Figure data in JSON
────────
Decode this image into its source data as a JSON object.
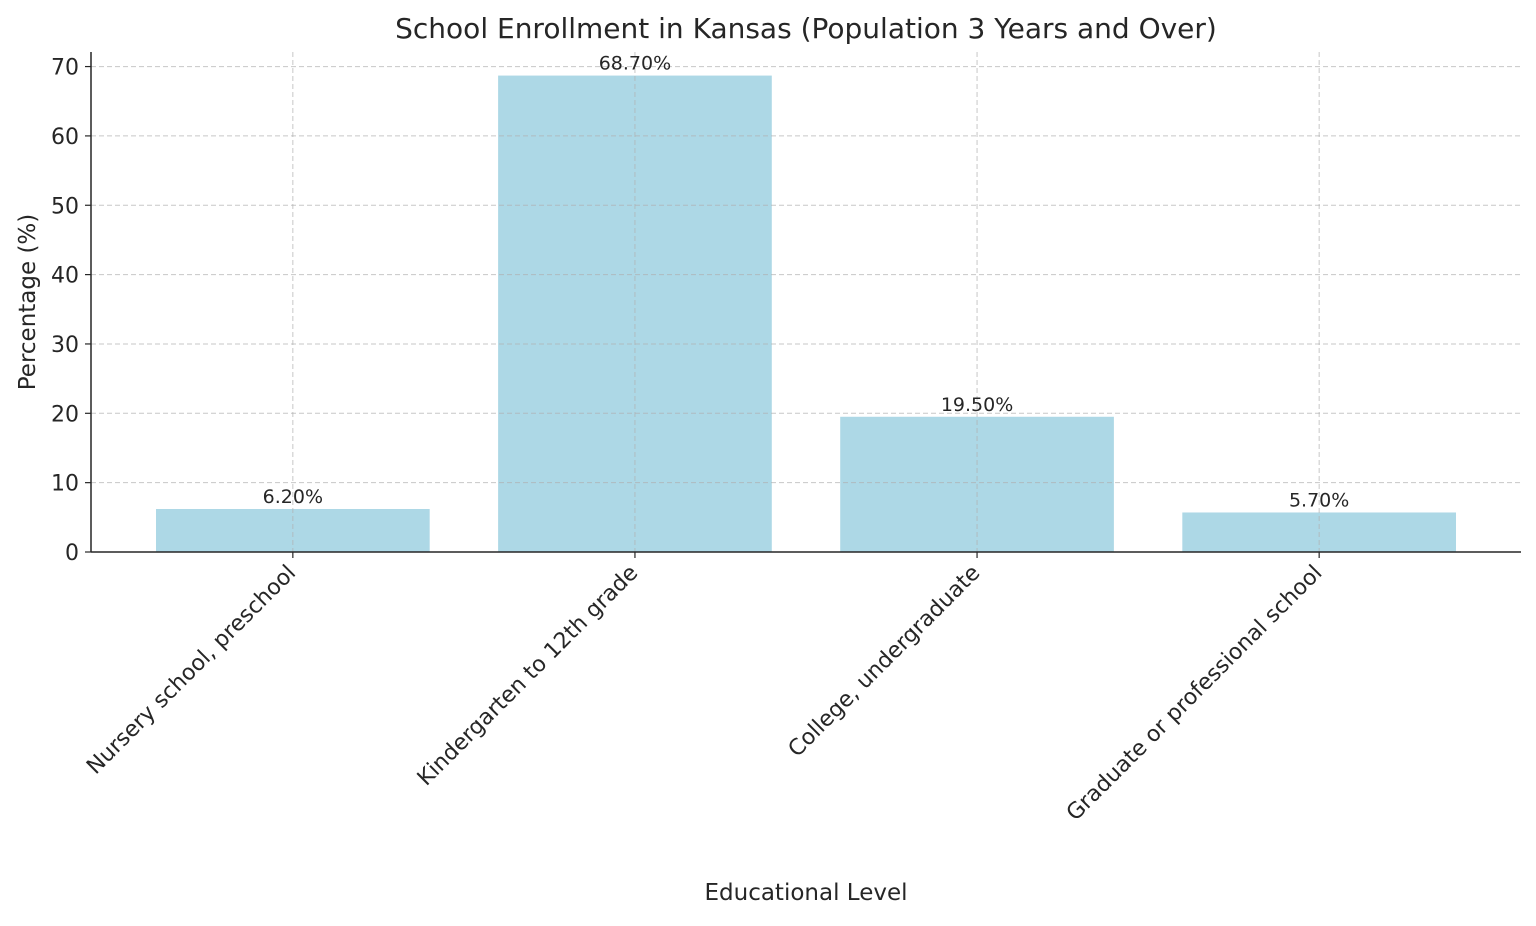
{
  "chart_data": {
    "type": "bar",
    "title": "School Enrollment in Kansas (Population 3 Years and Over)",
    "xlabel": "Educational Level",
    "ylabel": "Percentage (%)",
    "categories": [
      "Nursery school, preschool",
      "Kindergarten to 12th grade",
      "College, undergraduate",
      "Graduate or professional school"
    ],
    "values": [
      6.2,
      68.7,
      19.5,
      5.7
    ],
    "data_labels": [
      "6.20%",
      "68.70%",
      "19.50%",
      "5.70%"
    ],
    "yticks": [
      0,
      10,
      20,
      30,
      40,
      50,
      60,
      70
    ],
    "ylim": [
      0,
      72.1
    ],
    "grid": true,
    "bar_color": "#ADD8E6"
  }
}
────────
**TASK DIRECTIONS:**
Output the entries above exactly. Drop the pictures.

**RESPONSE FOR THIS EXERCISE:**
Decode this image into its source data as a JSON object.
{
  "chart_data": {
    "type": "bar",
    "title": "School Enrollment in Kansas (Population 3 Years and Over)",
    "xlabel": "Educational Level",
    "ylabel": "Percentage (%)",
    "categories": [
      "Nursery school, preschool",
      "Kindergarten to 12th grade",
      "College, undergraduate",
      "Graduate or professional school"
    ],
    "values": [
      6.2,
      68.7,
      19.5,
      5.7
    ],
    "data_labels": [
      "6.20%",
      "68.70%",
      "19.50%",
      "5.70%"
    ],
    "yticks": [
      0,
      10,
      20,
      30,
      40,
      50,
      60,
      70
    ],
    "ylim": [
      0,
      72.1
    ],
    "grid": true,
    "bar_color": "#ADD8E6"
  }
}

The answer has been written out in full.